"""

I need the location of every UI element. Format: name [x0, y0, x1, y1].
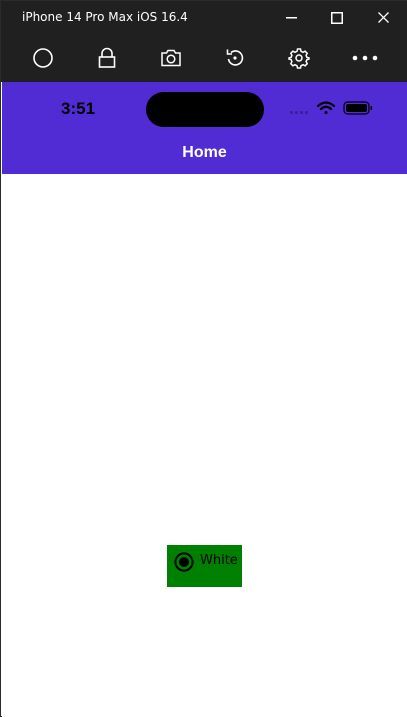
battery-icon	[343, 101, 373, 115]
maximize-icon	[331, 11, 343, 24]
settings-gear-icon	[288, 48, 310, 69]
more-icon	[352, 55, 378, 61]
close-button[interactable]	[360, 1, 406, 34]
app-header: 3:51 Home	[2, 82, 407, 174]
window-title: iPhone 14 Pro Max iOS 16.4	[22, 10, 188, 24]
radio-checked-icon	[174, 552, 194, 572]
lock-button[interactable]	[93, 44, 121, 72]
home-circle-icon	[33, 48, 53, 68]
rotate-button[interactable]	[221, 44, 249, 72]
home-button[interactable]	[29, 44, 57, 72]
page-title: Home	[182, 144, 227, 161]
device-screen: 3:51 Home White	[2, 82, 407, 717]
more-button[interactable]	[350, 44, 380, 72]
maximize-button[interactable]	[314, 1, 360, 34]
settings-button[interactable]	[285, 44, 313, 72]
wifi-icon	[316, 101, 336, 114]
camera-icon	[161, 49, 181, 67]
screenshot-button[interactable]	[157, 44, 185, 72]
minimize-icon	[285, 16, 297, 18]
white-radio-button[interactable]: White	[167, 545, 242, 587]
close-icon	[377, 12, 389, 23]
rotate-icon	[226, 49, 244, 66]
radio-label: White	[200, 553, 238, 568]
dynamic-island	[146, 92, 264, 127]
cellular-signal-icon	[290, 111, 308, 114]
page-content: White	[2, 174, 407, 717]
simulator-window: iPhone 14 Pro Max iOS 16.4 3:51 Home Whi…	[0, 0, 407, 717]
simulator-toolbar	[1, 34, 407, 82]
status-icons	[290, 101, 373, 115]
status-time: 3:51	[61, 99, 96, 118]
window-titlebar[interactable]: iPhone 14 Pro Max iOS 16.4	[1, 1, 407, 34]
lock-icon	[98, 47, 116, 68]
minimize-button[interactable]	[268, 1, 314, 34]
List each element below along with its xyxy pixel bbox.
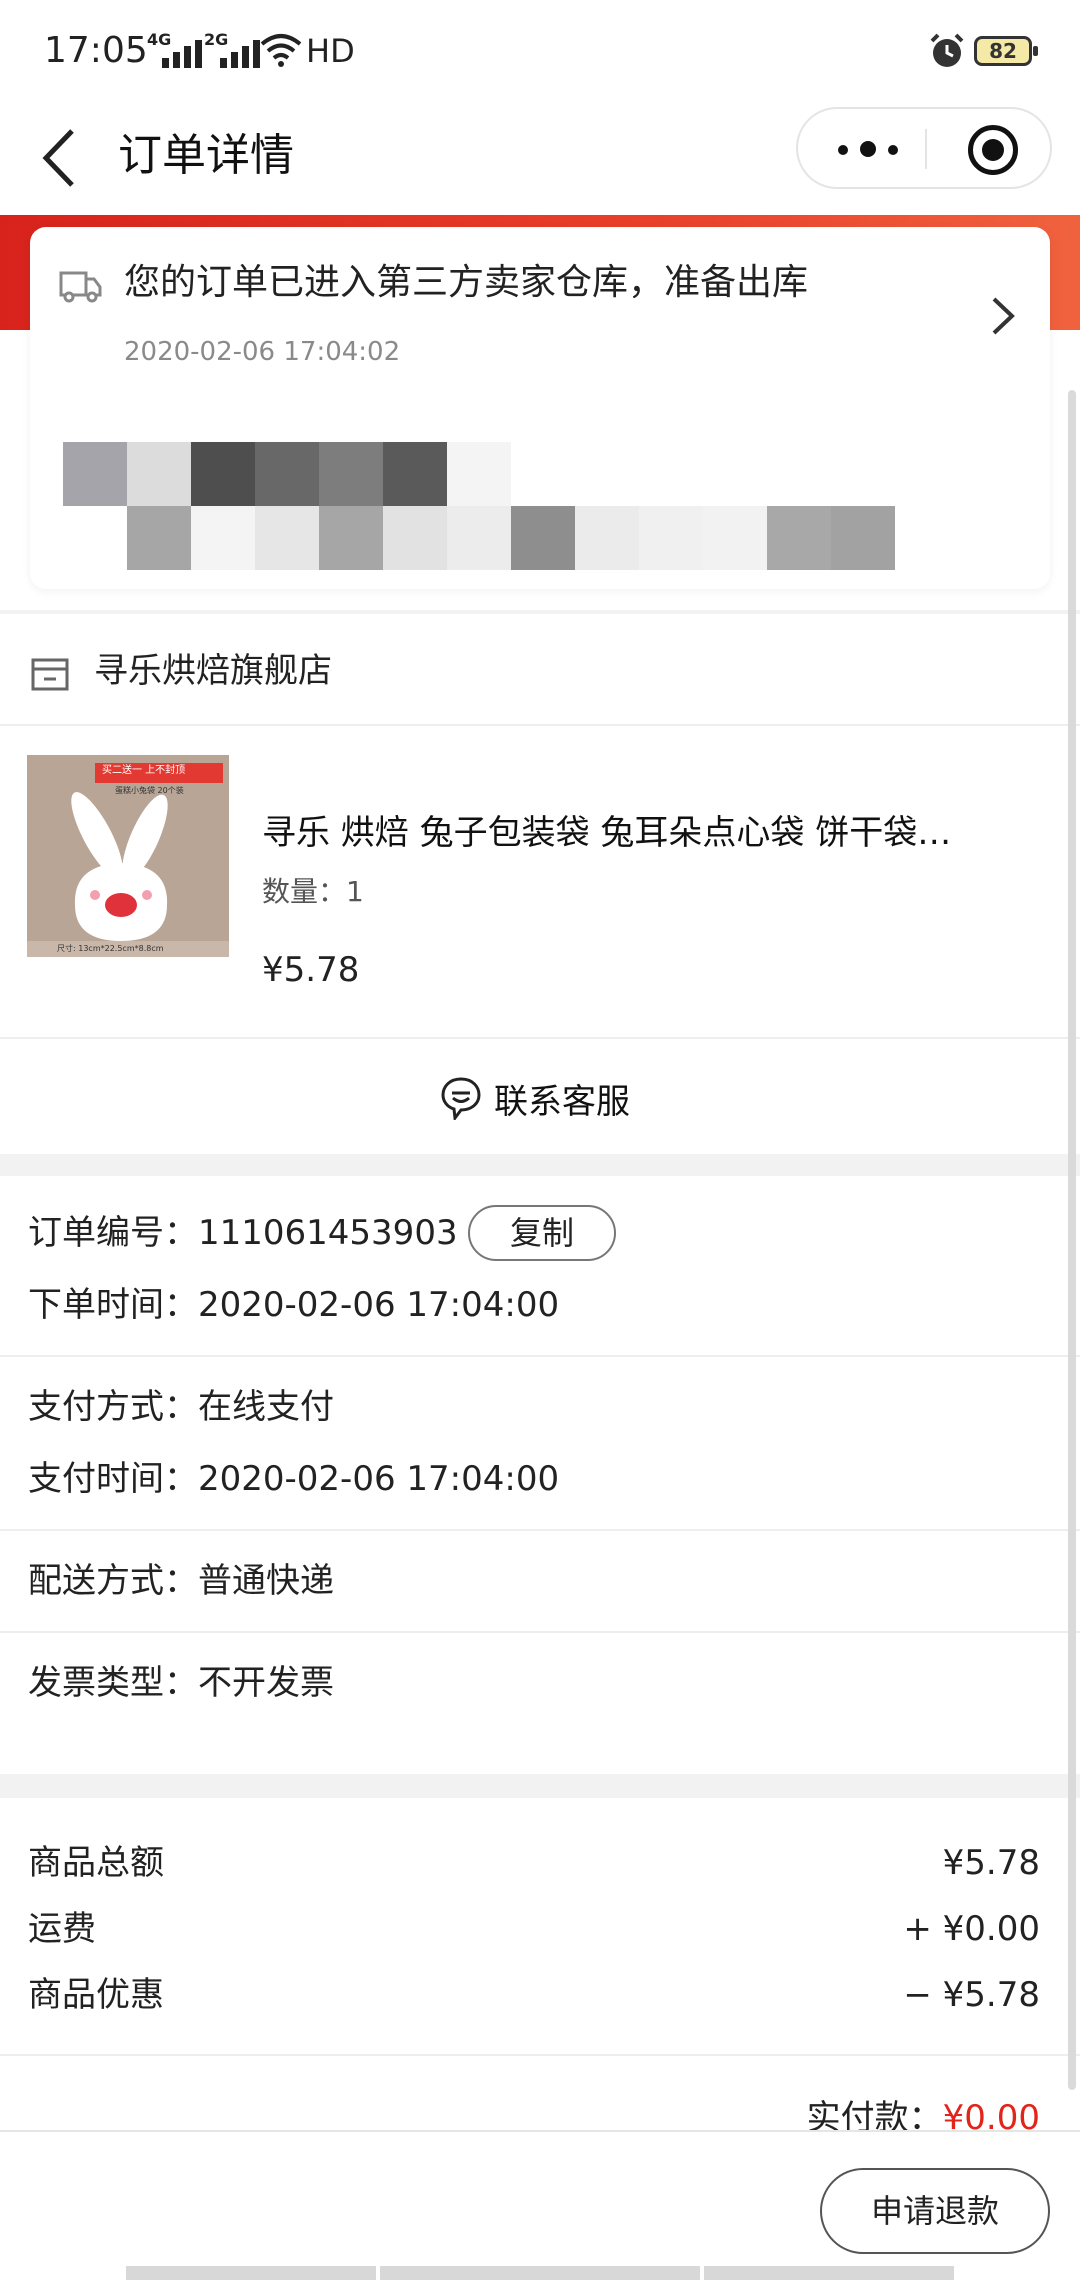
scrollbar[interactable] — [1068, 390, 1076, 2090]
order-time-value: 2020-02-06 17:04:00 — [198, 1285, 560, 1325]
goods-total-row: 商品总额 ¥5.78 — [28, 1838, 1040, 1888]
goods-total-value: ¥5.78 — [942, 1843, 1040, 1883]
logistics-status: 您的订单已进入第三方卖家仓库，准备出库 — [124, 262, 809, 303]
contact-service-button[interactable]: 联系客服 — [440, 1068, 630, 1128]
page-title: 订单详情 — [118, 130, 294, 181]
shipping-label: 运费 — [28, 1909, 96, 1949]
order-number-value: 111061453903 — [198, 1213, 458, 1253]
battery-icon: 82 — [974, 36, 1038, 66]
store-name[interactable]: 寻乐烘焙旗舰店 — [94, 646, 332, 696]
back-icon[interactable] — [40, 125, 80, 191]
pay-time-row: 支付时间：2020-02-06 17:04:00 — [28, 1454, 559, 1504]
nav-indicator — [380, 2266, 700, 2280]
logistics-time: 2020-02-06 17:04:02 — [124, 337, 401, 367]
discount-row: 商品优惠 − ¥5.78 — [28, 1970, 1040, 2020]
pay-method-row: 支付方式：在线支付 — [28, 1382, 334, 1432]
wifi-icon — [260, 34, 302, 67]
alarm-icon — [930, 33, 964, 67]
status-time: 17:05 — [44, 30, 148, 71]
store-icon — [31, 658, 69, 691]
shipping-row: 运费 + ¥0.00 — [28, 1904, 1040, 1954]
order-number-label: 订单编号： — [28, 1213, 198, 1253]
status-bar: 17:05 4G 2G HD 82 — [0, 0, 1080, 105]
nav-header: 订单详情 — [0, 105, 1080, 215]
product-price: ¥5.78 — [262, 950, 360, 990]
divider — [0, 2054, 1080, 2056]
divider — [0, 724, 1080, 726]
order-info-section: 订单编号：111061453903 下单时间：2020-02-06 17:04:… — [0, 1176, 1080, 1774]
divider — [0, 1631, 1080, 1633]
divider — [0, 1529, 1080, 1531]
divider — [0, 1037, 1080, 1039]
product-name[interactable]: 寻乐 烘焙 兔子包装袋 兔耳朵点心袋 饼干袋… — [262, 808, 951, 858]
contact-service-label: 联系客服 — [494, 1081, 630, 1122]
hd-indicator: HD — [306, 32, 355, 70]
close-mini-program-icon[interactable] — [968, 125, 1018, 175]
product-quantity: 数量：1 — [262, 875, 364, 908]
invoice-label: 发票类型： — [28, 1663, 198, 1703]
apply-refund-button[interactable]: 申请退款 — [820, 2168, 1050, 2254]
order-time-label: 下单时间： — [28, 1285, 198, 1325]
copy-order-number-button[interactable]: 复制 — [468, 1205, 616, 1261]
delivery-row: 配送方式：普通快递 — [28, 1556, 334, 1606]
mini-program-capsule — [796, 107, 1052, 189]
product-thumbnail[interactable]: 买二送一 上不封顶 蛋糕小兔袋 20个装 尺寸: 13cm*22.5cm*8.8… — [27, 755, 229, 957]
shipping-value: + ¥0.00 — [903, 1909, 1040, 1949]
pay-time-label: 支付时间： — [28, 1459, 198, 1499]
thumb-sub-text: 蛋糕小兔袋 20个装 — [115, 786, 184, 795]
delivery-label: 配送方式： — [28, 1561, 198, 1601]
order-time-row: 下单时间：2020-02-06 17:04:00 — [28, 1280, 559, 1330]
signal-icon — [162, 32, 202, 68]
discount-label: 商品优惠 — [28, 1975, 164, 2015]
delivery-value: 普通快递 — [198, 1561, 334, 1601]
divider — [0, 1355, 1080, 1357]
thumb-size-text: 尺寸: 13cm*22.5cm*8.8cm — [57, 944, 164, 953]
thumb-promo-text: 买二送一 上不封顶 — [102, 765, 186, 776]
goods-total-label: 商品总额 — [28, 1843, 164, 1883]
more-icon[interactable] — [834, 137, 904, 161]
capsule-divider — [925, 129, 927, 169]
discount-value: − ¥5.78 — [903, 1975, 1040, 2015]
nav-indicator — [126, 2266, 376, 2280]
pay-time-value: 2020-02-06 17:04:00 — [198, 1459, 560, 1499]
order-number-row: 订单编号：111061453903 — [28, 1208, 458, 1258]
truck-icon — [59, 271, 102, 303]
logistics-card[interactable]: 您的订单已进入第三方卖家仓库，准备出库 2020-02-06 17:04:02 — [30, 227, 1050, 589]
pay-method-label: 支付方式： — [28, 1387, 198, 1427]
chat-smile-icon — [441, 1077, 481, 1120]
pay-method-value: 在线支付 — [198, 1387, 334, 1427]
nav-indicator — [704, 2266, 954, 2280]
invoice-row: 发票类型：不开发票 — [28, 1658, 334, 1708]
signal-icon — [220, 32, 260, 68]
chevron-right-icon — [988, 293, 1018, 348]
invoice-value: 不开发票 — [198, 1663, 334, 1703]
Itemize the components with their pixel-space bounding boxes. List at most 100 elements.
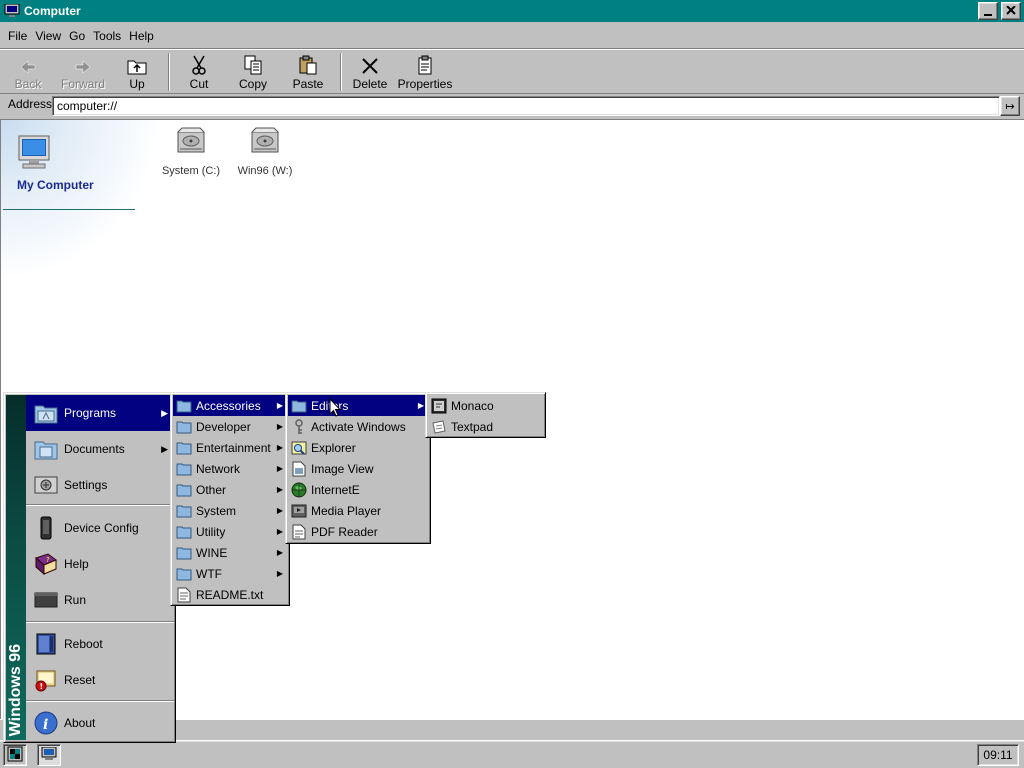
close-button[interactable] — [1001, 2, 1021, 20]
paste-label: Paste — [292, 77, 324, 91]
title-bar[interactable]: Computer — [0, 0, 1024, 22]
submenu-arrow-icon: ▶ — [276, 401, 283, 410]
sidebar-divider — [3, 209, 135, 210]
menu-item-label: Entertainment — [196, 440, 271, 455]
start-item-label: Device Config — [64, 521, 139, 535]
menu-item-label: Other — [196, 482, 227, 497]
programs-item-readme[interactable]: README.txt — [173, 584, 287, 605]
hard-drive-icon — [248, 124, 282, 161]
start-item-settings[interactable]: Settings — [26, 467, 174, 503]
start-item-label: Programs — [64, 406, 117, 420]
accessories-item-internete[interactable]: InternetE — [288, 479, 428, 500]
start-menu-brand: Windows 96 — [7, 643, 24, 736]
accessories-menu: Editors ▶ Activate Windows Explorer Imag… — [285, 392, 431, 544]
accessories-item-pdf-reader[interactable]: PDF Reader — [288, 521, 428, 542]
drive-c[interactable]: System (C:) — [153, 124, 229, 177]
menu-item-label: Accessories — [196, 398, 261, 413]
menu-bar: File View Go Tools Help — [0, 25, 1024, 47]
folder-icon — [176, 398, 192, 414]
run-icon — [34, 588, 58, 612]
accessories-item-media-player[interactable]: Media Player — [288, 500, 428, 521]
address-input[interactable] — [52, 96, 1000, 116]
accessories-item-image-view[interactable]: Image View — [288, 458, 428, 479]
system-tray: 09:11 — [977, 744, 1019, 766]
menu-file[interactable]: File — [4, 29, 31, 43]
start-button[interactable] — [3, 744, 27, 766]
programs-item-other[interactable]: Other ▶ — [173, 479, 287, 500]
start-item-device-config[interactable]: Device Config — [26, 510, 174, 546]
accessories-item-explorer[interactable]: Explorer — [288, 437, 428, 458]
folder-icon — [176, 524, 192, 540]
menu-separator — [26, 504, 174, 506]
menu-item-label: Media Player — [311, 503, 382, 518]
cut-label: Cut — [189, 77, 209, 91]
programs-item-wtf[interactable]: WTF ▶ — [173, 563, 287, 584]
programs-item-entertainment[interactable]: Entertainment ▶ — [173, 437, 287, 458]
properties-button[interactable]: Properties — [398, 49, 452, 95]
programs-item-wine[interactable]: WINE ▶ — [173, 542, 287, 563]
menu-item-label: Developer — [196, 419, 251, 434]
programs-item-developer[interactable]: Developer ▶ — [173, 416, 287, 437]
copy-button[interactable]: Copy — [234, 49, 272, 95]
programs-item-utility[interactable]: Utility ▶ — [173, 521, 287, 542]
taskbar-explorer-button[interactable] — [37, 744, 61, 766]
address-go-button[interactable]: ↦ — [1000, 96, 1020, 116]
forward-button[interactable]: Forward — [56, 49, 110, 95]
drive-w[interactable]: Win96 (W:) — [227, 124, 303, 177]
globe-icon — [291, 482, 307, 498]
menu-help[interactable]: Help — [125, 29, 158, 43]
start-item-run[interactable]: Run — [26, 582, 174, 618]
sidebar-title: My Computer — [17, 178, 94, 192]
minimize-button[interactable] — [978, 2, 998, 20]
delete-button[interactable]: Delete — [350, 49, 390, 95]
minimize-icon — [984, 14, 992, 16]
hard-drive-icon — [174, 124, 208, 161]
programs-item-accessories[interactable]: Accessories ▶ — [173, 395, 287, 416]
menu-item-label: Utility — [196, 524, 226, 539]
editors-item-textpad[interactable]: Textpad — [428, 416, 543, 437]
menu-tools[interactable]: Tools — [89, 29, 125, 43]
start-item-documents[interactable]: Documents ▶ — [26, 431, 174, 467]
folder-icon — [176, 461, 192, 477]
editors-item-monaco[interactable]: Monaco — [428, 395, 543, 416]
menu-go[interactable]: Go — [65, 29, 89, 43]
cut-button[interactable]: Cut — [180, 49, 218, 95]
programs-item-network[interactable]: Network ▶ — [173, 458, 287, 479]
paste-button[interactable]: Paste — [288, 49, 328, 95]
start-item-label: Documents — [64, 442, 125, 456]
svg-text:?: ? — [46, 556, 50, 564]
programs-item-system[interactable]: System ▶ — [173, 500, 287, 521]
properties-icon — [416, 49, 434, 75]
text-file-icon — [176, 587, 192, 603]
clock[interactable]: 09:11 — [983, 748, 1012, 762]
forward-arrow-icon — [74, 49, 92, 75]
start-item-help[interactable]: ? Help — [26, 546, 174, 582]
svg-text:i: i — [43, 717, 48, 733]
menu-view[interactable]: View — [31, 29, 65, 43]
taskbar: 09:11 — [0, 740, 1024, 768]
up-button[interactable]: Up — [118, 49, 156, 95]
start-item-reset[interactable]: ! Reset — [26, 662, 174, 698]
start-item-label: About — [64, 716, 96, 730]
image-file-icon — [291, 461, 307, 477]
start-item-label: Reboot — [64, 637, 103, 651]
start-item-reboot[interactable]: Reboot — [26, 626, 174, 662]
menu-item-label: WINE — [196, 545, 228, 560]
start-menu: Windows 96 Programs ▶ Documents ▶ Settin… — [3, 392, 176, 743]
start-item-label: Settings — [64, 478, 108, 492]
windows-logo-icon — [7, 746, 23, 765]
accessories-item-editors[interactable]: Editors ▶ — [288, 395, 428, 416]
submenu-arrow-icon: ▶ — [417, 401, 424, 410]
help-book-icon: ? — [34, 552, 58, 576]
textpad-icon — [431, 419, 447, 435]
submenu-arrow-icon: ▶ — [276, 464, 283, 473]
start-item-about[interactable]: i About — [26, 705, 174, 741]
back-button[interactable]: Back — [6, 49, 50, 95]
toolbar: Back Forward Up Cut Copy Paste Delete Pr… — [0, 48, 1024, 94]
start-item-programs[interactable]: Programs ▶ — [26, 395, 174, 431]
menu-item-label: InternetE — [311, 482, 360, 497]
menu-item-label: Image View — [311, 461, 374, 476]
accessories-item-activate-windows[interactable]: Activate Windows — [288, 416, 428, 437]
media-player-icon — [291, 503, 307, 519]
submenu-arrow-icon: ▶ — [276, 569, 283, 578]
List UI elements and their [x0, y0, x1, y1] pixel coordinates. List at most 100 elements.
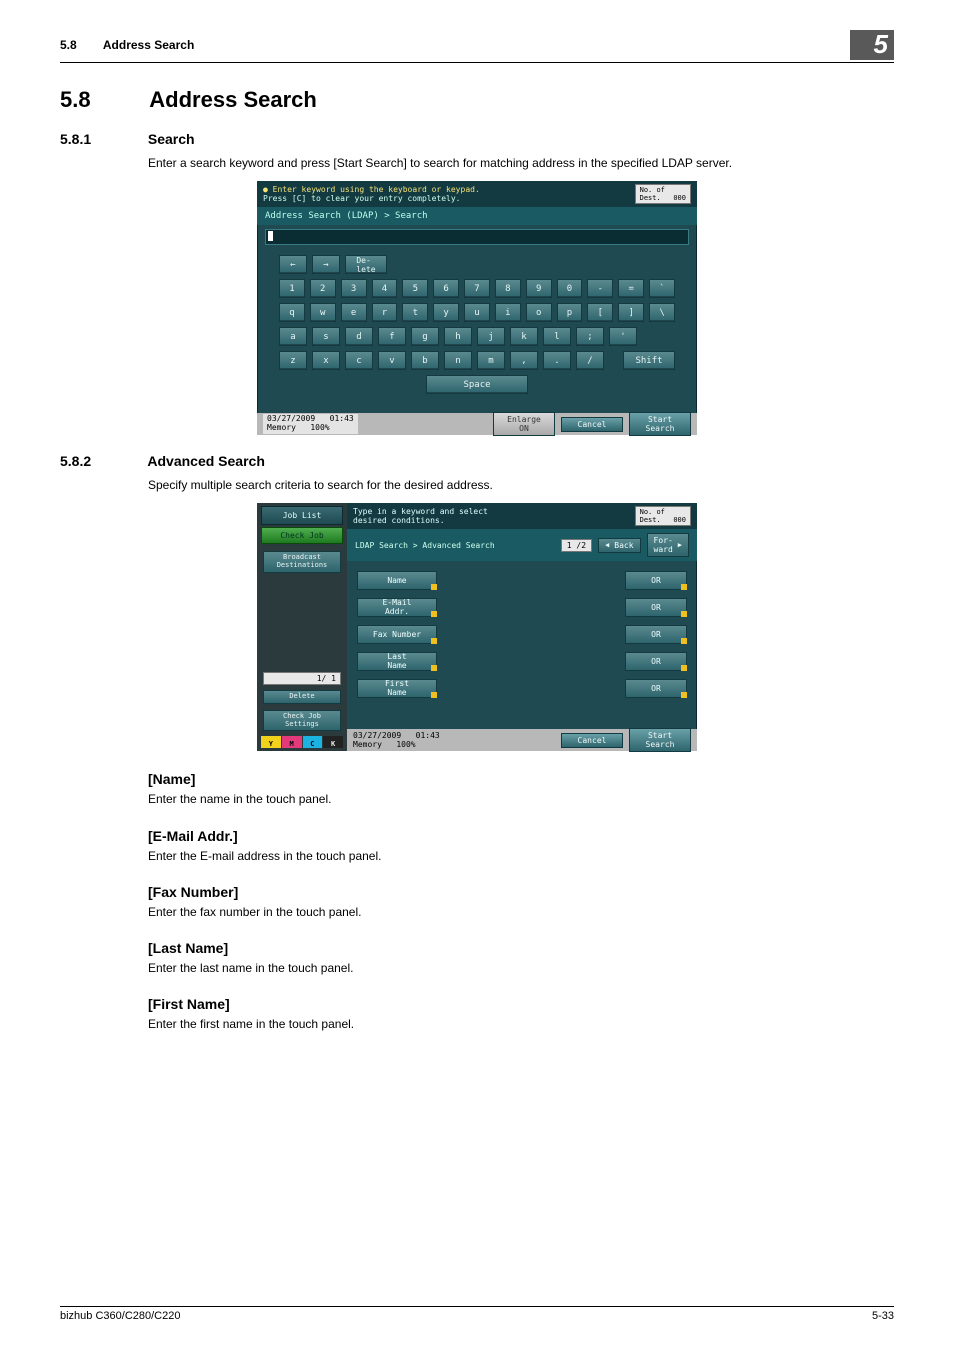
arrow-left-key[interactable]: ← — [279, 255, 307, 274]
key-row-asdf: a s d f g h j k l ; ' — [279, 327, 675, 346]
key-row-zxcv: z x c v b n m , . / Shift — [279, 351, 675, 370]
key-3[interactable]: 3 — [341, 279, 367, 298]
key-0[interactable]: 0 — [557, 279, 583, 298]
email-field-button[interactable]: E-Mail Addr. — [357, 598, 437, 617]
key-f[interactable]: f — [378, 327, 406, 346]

"""

Exercise requirements:
Arrange the rows from the line containing "scrollbar[interactable] — [1068, 390, 1076, 2090]" through the line containing "shipping-row: 运费 +" as a numbered list, leaving out any blank lines.

The completed task:
1. scrollbar[interactable] — [1068, 390, 1076, 2090]
2. order-time-value: 2020-02-06 17:04:00 — [198, 1285, 560, 1325]
3. goods-total-row: 商品总额 ¥5.78 — [28, 1838, 1040, 1888]
4. goods-total-value: ¥5.78 — [942, 1843, 1040, 1883]
5. logistics-status: 您的订单已进入第三方卖家仓库，准备出库 — [124, 262, 809, 303]
6. contact-service-button[interactable]: 联系客服 — [440, 1068, 630, 1128]
7. page-title: 订单详情 — [118, 130, 294, 181]
8. shipping-label: 运费 — [28, 1909, 96, 1949]
9. order-number-value: 111061453903 — [198, 1213, 458, 1253]
10. battery-icon: 82 — [974, 36, 1038, 66]
11. store-name[interactable]: 寻乐烘焙旗舰店 — [94, 646, 332, 696]
12. back-icon[interactable] — [40, 125, 80, 191]
13. pay-time-row: 支付时间：2020-02-06 17:04:00 — [28, 1454, 559, 1504]
14. nav-indicator — [380, 2266, 700, 2280]
15. logistics-time: 2020-02-06 17:04:02 — [124, 337, 401, 367]
16. discount-row: 商品优惠 − ¥5.78 — [28, 1970, 1040, 2020]
17. pay-method-row: 支付方式：在线支付 — [28, 1382, 334, 1432]
18. wifi-icon — [260, 34, 302, 67]
19. alarm-icon — [930, 33, 964, 67]
20. status-time: 17:05 — [44, 30, 148, 71]
21. store-icon — [31, 658, 69, 691]
22. shipping-row: 运费 + ¥0.00 — [28, 1904, 1040, 1954]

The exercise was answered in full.